Entries:
# # # # #

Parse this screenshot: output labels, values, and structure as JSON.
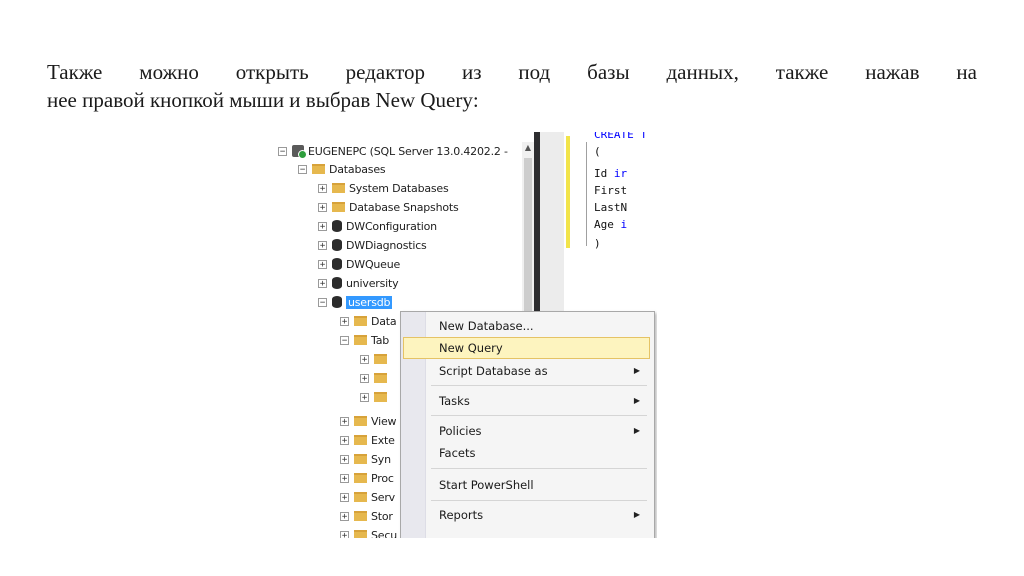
{
  "paragraph": {
    "line1": "Также можно открыть редактор из под базы данных, также нажав на",
    "line2": "нее правой кнопкой мыши и выбрав New Query:"
  },
  "tree": {
    "server": "EUGENEPC (SQL Server 13.0.4202.2 -",
    "databases": "Databases",
    "system_databases": "System Databases",
    "database_snapshots": "Database Snapshots",
    "db1": "DWConfiguration",
    "db2": "DWDiagnostics",
    "db3": "DWQueue",
    "db4": "university",
    "db5": "usersdb",
    "children": [
      "Data",
      "Tab",
      "",
      "",
      "",
      "View",
      "Exte",
      "Syn",
      "Proc",
      "Serv",
      "Stor",
      "Secu"
    ],
    "expanders": {
      "expand": "+",
      "collapse": "−"
    }
  },
  "editor": {
    "lines": [
      {
        "plain": "",
        "keyword": "CREATE T"
      },
      {
        "plain": "(",
        "keyword": ""
      },
      {
        "plain": "    Id ",
        "keyword": "ir"
      },
      {
        "plain": "    First",
        "keyword": ""
      },
      {
        "plain": "    LastN",
        "keyword": ""
      },
      {
        "plain": "    Age ",
        "keyword": "i"
      },
      {
        "plain": ")",
        "keyword": ""
      }
    ]
  },
  "context_menu": {
    "items": [
      {
        "label": "New Database...",
        "arrow": ""
      },
      {
        "label": "New Query",
        "arrow": ""
      },
      {
        "label": "Script Database as",
        "arrow": "▶"
      },
      {
        "label": "Tasks",
        "arrow": "▶"
      },
      {
        "label": "Policies",
        "arrow": "▶"
      },
      {
        "label": "Facets",
        "arrow": ""
      },
      {
        "label": "Start PowerShell",
        "arrow": ""
      },
      {
        "label": "Reports",
        "arrow": "▶"
      }
    ],
    "highlighted": "New Query"
  },
  "icons": {
    "server": "server-icon",
    "folder": "folder-icon",
    "database": "database-icon",
    "scroll_up": "▲"
  },
  "colors": {
    "selection": "#3399ff",
    "menu_highlight": "#fdf4bf",
    "folder": "#e6b84e",
    "keyword": "#0000ff"
  }
}
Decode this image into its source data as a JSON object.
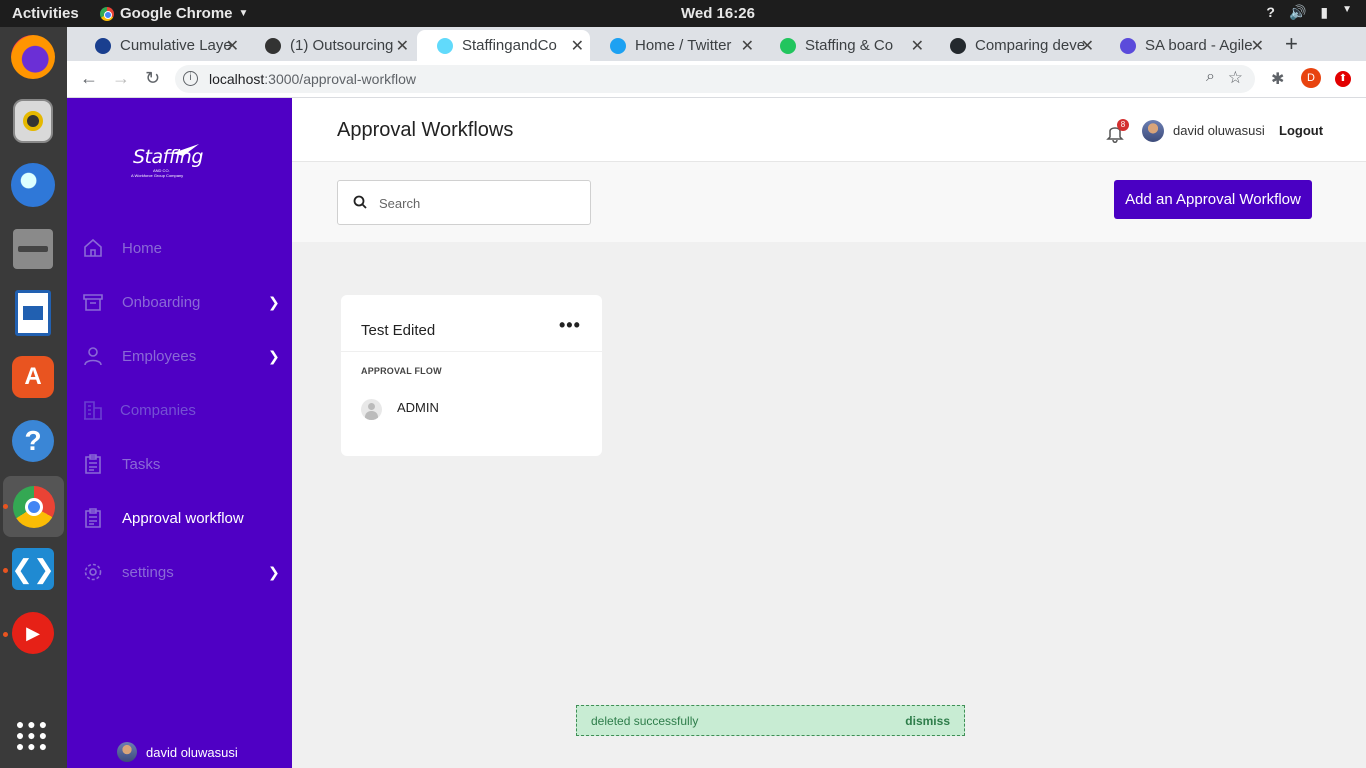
{
  "os": {
    "activities": "Activities",
    "app_name": "Google Chrome",
    "clock": "Wed 16:26"
  },
  "browser": {
    "tabs": [
      {
        "label": "Cumulative Laye",
        "favicon_color": "#1a3f8f"
      },
      {
        "label": "(1) Outsourcing",
        "favicon_color": "#333333"
      },
      {
        "label": "StaffingandCo",
        "favicon_color": "#61dafb"
      },
      {
        "label": "Home / Twitter",
        "favicon_color": "#1da1f2"
      },
      {
        "label": "Staffing & Co",
        "favicon_color": "#22c55e"
      },
      {
        "label": "Comparing deve",
        "favicon_color": "#24292e"
      },
      {
        "label": "SA board - Agile",
        "favicon_color": "#5b4bdb"
      }
    ],
    "active_tab_index": 2,
    "url_host": "localhost",
    "url_path": ":3000/approval-workflow",
    "profile_initial": "D"
  },
  "sidebar": {
    "brand": "Staffing",
    "brand_sub": "AND CO.",
    "brand_tag": "A Workforce Group Company",
    "items": [
      {
        "label": "Home",
        "icon": "home-icon"
      },
      {
        "label": "Onboarding",
        "icon": "archive-icon"
      },
      {
        "label": "Employees",
        "icon": "user-icon"
      },
      {
        "label": "Companies",
        "icon": "building-icon"
      },
      {
        "label": "Tasks",
        "icon": "clipboard-icon"
      },
      {
        "label": "Approval workflow",
        "icon": "clipboard-icon"
      },
      {
        "label": "settings",
        "icon": "gear-icon"
      }
    ],
    "active_item": "Approval workflow",
    "user_name": "david oluwasusi"
  },
  "header": {
    "title": "Approval Workflows",
    "notification_count": "8",
    "user_name": "david oluwasusi",
    "logout_label": "Logout"
  },
  "toolbar": {
    "search_placeholder": "Search",
    "add_button_label": "Add an Approval Workflow"
  },
  "workflows": [
    {
      "title": "Test Edited",
      "flow_label": "APPROVAL FLOW",
      "approvers": [
        "ADMIN"
      ]
    }
  ],
  "toast": {
    "message": "deleted successfully",
    "dismiss_label": "dismiss"
  },
  "colors": {
    "sidebar_bg": "#4f00c4",
    "primary_button": "#4a00c3",
    "toast_bg": "#c8ecd3",
    "toast_text": "#2e7d4a"
  }
}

# # # # #

To be done:
Print the complete listing exactly as it stands, without its pictures.

Reply to the exercise:
Parse this screenshot: output labels, values, and structure as JSON.
{
  "paragraph": {
    "line1": "Также можно открыть редактор из под базы данных, также нажав на",
    "line2": "нее правой кнопкой мыши и выбрав New Query:"
  },
  "tree": {
    "server": "EUGENEPC (SQL Server 13.0.4202.2 -",
    "databases": "Databases",
    "system_databases": "System Databases",
    "database_snapshots": "Database Snapshots",
    "db1": "DWConfiguration",
    "db2": "DWDiagnostics",
    "db3": "DWQueue",
    "db4": "university",
    "db5": "usersdb",
    "children": [
      "Data",
      "Tab",
      "",
      "",
      "",
      "View",
      "Exte",
      "Syn",
      "Proc",
      "Serv",
      "Stor",
      "Secu"
    ],
    "expanders": {
      "expand": "+",
      "collapse": "−"
    }
  },
  "editor": {
    "lines": [
      {
        "plain": "",
        "keyword": "CREATE T"
      },
      {
        "plain": "(",
        "keyword": ""
      },
      {
        "plain": "    Id ",
        "keyword": "ir"
      },
      {
        "plain": "    First",
        "keyword": ""
      },
      {
        "plain": "    LastN",
        "keyword": ""
      },
      {
        "plain": "    Age ",
        "keyword": "i"
      },
      {
        "plain": ")",
        "keyword": ""
      }
    ]
  },
  "context_menu": {
    "items": [
      {
        "label": "New Database...",
        "arrow": ""
      },
      {
        "label": "New Query",
        "arrow": ""
      },
      {
        "label": "Script Database as",
        "arrow": "▶"
      },
      {
        "label": "Tasks",
        "arrow": "▶"
      },
      {
        "label": "Policies",
        "arrow": "▶"
      },
      {
        "label": "Facets",
        "arrow": ""
      },
      {
        "label": "Start PowerShell",
        "arrow": ""
      },
      {
        "label": "Reports",
        "arrow": "▶"
      }
    ],
    "highlighted": "New Query"
  },
  "icons": {
    "server": "server-icon",
    "folder": "folder-icon",
    "database": "database-icon",
    "scroll_up": "▲"
  },
  "colors": {
    "selection": "#3399ff",
    "menu_highlight": "#fdf4bf",
    "folder": "#e6b84e",
    "keyword": "#0000ff"
  }
}
Decode this image into its source data as a JSON object.
{
  "os": {
    "activities": "Activities",
    "app_name": "Google Chrome",
    "clock": "Wed 16:26"
  },
  "browser": {
    "tabs": [
      {
        "label": "Cumulative Laye",
        "favicon_color": "#1a3f8f"
      },
      {
        "label": "(1) Outsourcing",
        "favicon_color": "#333333"
      },
      {
        "label": "StaffingandCo",
        "favicon_color": "#61dafb"
      },
      {
        "label": "Home / Twitter",
        "favicon_color": "#1da1f2"
      },
      {
        "label": "Staffing & Co",
        "favicon_color": "#22c55e"
      },
      {
        "label": "Comparing deve",
        "favicon_color": "#24292e"
      },
      {
        "label": "SA board - Agile",
        "favicon_color": "#5b4bdb"
      }
    ],
    "active_tab_index": 2,
    "url_host": "localhost",
    "url_path": ":3000/approval-workflow",
    "profile_initial": "D"
  },
  "sidebar": {
    "brand": "Staffing",
    "brand_sub": "AND CO.",
    "brand_tag": "A Workforce Group Company",
    "items": [
      {
        "label": "Home",
        "icon": "home-icon"
      },
      {
        "label": "Onboarding",
        "icon": "archive-icon"
      },
      {
        "label": "Employees",
        "icon": "user-icon"
      },
      {
        "label": "Companies",
        "icon": "building-icon"
      },
      {
        "label": "Tasks",
        "icon": "clipboard-icon"
      },
      {
        "label": "Approval workflow",
        "icon": "clipboard-icon"
      },
      {
        "label": "settings",
        "icon": "gear-icon"
      }
    ],
    "active_item": "Approval workflow",
    "user_name": "david oluwasusi"
  },
  "header": {
    "title": "Approval Workflows",
    "notification_count": "8",
    "user_name": "david oluwasusi",
    "logout_label": "Logout"
  },
  "toolbar": {
    "search_placeholder": "Search",
    "add_button_label": "Add an Approval Workflow"
  },
  "workflows": [
    {
      "title": "Test Edited",
      "flow_label": "APPROVAL FLOW",
      "approvers": [
        "ADMIN"
      ]
    }
  ],
  "toast": {
    "message": "deleted successfully",
    "dismiss_label": "dismiss"
  },
  "colors": {
    "sidebar_bg": "#4f00c4",
    "primary_button": "#4a00c3",
    "toast_bg": "#c8ecd3",
    "toast_text": "#2e7d4a"
  }
}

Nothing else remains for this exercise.